--- start Extracted data ---
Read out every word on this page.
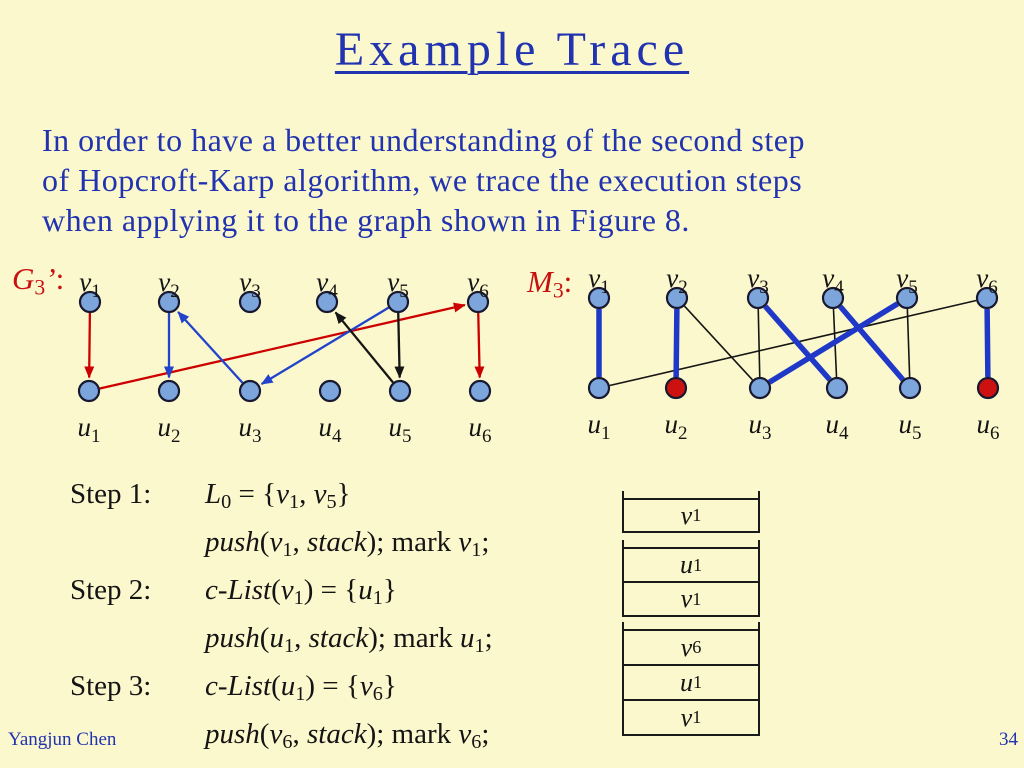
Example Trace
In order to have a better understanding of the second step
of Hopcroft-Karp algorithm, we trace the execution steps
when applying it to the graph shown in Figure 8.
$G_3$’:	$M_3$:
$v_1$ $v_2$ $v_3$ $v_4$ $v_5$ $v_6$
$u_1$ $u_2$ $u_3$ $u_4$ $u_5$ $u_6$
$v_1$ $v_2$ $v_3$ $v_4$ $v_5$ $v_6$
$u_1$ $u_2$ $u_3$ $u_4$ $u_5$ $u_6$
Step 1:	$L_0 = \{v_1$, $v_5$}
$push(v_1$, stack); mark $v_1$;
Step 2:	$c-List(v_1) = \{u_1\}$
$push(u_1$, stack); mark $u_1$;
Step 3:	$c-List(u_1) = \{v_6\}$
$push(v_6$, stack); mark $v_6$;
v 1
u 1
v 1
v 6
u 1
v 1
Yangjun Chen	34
--- end Extracted data ---
◆ **Problem to work on**
Go through the material and copy out every line with "push" in it.

◆ **Task answer**
$push(v_1$, stack); mark $v_1$;
$push(u_1$, stack); mark $u_1$;
$push(v_6$, stack); mark $v_6$;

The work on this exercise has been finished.